§ **Stated problem**
Lift out each line of the data that holds "电信终端产业协会".

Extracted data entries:

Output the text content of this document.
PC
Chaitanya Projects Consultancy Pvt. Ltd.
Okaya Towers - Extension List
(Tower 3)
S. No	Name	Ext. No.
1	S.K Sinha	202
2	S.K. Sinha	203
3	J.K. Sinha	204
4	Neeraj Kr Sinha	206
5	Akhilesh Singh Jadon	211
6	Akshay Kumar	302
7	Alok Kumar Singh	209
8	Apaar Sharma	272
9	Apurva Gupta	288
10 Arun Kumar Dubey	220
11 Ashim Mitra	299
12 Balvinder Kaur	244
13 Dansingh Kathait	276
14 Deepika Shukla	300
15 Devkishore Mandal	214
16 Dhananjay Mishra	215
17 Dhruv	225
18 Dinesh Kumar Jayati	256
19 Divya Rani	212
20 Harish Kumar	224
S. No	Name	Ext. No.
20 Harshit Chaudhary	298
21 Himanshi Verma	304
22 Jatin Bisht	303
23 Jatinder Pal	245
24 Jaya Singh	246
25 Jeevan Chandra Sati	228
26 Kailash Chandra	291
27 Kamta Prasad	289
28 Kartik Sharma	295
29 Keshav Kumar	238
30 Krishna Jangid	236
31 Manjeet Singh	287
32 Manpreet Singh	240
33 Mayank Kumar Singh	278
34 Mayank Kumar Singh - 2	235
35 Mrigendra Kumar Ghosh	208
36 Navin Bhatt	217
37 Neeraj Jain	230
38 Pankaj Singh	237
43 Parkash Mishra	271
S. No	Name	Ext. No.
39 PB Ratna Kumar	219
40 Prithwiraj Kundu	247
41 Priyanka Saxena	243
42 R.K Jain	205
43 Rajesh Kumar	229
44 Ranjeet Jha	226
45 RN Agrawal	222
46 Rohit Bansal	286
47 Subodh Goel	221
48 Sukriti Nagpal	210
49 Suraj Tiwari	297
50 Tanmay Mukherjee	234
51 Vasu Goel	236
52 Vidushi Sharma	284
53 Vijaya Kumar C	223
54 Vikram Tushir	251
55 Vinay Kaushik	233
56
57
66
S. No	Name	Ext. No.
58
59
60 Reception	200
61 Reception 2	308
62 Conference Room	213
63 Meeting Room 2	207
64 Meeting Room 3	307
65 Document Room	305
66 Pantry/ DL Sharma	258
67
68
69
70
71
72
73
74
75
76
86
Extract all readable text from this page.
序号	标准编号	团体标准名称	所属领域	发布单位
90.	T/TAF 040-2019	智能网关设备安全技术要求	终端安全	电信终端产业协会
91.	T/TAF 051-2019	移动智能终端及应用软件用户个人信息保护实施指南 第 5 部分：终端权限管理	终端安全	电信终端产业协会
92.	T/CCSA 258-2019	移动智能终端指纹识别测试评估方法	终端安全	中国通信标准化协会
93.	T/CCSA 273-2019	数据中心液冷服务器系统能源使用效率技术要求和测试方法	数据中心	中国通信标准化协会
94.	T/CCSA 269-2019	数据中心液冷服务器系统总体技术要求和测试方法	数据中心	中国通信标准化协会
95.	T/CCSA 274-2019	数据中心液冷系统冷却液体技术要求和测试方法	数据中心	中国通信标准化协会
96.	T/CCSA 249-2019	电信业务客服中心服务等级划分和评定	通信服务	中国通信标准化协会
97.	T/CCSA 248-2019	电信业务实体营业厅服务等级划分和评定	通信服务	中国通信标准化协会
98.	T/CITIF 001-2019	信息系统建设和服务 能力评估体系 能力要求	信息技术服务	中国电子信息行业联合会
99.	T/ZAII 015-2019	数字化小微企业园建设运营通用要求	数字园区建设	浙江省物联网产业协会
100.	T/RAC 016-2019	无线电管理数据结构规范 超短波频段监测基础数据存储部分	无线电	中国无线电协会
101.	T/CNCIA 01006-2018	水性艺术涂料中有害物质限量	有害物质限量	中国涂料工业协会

§ **Answer for this exercise**
90.	T/TAF 040-2019	智能网关设备安全技术要求	终端安全	电信终端产业协会
91.	T/TAF 051-2019	移动智能终端及应用软件用户个人信息保护实施指南 第 5 部分：终端权限管理	终端安全	电信终端产业协会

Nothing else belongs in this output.